**What needs to be done:** The required output is a single number: how many lines of the material contain the string "this".

[Start of Provided data]

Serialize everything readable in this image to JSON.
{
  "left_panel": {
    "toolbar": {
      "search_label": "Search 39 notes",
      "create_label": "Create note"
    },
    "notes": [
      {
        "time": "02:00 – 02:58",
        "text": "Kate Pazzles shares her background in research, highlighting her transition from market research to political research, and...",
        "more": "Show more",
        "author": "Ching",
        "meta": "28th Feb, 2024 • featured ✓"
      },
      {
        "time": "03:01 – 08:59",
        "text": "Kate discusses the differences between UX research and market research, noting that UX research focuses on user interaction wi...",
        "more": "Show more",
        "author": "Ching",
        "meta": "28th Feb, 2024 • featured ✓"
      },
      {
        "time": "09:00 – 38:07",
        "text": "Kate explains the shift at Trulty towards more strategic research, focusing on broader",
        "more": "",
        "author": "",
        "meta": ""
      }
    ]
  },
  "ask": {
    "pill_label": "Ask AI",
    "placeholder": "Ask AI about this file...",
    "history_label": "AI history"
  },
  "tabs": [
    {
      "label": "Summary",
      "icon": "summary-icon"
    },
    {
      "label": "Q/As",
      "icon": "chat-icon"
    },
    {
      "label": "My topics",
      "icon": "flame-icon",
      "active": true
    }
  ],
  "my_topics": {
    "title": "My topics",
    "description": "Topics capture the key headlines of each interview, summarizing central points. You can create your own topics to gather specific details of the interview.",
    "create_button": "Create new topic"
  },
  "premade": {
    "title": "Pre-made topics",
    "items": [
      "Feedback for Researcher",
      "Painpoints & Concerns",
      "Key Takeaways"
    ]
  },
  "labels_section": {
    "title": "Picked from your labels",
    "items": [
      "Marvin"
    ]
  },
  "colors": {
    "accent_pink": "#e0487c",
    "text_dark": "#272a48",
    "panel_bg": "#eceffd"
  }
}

[End of Provided data]

**The response:** 2